_Exercise task_
Examine the records and identify each line that includes the string "this". Copy those lines.

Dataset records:

.....

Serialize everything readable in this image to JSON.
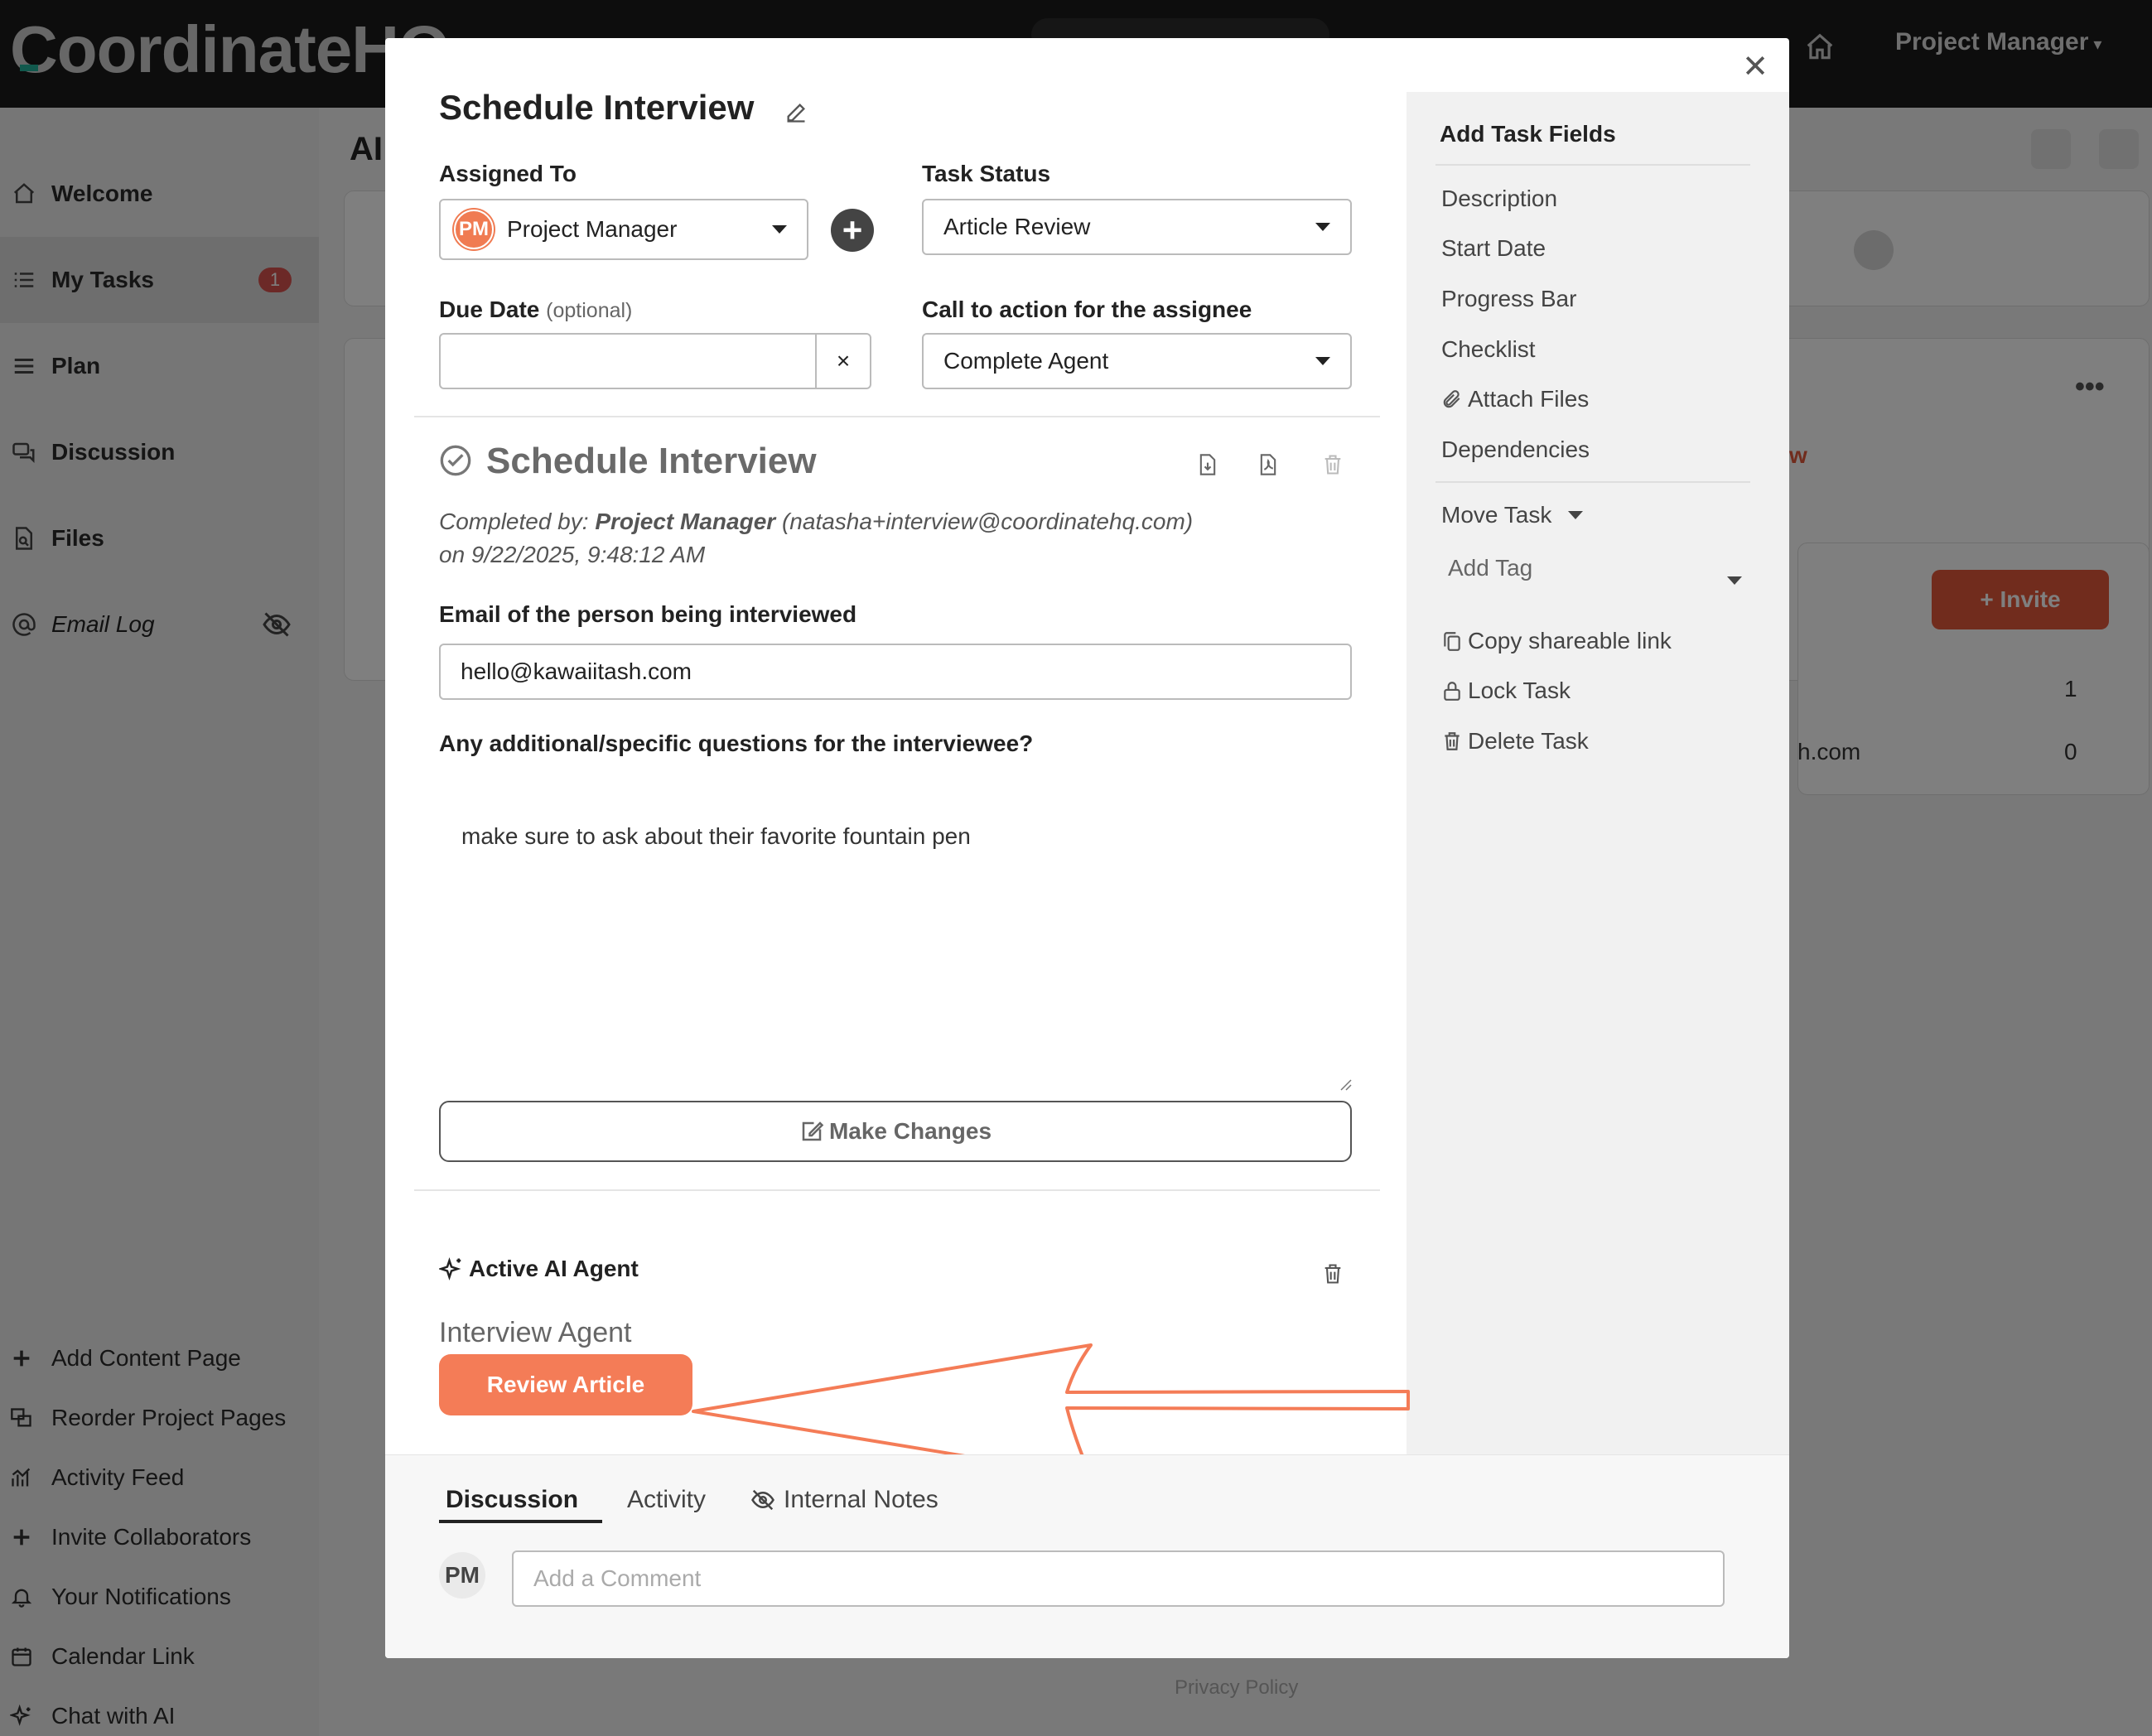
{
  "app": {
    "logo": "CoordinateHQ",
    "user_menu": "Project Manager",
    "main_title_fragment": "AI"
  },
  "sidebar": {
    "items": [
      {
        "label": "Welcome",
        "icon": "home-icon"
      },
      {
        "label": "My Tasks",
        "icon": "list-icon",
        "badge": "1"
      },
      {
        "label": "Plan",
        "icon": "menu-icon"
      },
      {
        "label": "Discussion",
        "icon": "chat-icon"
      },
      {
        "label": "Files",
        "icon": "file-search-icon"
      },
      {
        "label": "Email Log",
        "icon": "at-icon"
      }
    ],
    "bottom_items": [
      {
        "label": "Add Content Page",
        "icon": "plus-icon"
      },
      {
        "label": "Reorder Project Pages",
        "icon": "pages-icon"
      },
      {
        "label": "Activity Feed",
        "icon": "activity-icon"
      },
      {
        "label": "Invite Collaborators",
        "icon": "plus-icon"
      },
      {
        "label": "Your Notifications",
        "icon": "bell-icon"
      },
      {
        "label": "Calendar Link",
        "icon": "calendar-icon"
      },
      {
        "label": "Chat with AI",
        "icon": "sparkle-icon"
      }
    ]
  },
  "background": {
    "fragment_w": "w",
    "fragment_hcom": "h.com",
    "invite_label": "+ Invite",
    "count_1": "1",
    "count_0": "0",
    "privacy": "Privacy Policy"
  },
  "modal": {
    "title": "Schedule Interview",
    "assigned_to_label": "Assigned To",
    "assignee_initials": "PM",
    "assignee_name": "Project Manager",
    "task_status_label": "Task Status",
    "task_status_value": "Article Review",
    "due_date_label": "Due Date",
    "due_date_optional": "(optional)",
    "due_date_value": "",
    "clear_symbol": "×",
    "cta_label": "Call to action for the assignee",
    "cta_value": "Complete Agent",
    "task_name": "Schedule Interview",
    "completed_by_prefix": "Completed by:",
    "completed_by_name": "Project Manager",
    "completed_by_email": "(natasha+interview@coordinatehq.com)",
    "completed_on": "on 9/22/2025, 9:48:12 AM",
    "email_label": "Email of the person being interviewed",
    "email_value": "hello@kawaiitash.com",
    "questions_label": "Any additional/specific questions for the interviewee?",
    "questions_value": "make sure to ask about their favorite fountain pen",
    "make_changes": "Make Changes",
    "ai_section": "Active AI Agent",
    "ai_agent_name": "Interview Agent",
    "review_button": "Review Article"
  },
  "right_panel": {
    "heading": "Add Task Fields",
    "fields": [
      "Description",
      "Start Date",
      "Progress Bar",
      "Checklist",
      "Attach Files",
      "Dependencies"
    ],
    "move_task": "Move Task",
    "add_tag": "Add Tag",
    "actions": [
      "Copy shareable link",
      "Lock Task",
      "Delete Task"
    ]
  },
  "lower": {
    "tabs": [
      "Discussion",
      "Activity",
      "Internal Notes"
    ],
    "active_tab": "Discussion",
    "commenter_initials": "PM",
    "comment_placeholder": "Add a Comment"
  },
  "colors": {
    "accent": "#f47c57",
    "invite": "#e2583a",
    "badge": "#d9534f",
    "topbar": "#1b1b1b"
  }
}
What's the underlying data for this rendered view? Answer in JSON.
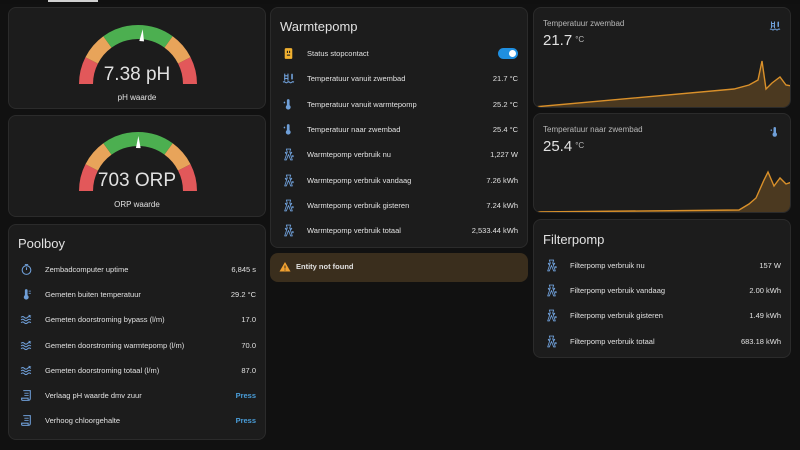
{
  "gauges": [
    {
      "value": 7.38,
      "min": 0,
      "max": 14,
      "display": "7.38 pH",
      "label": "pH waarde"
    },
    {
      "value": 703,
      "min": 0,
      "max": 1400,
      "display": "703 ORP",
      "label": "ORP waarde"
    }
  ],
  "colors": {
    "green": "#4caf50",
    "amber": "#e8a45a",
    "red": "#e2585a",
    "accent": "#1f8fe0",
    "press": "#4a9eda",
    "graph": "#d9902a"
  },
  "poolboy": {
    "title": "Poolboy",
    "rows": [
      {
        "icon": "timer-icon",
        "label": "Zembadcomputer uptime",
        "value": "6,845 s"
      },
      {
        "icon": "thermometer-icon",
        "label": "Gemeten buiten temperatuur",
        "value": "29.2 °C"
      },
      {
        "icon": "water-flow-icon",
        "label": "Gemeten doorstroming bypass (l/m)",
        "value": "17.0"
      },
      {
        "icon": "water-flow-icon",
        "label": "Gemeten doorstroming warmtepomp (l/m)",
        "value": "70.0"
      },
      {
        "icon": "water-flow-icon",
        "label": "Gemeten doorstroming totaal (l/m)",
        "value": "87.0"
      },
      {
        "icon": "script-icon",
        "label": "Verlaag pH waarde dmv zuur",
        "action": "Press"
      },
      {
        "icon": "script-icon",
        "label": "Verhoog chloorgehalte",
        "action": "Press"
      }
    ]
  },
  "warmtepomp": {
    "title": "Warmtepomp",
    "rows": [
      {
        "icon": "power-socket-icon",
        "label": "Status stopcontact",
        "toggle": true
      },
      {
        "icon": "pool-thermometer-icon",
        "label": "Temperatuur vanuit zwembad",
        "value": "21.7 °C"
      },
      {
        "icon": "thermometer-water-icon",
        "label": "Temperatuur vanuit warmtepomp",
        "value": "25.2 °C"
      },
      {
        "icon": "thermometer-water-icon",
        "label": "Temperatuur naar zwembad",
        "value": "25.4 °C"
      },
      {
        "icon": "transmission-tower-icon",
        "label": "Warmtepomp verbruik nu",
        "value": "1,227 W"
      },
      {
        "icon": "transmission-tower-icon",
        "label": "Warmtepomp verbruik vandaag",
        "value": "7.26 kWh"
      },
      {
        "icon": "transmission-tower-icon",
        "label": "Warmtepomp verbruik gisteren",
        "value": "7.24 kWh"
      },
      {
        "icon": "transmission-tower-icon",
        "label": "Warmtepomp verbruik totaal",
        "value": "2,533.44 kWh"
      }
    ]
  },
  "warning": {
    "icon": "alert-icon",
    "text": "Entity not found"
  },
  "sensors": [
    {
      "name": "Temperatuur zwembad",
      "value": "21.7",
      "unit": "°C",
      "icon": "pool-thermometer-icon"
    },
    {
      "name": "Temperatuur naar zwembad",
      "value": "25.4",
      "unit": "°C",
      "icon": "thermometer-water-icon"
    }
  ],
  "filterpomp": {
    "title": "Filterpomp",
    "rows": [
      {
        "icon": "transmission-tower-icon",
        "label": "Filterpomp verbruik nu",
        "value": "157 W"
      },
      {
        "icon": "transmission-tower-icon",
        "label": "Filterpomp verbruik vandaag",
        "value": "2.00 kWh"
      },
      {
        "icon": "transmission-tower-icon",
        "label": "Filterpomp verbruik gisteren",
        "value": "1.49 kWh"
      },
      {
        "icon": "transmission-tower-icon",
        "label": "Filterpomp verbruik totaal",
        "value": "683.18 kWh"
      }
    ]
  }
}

.....

_Task solution_
Serialize everything readable in this image to JSON.
What's the underlying data for this rendered view? Answer in JSON.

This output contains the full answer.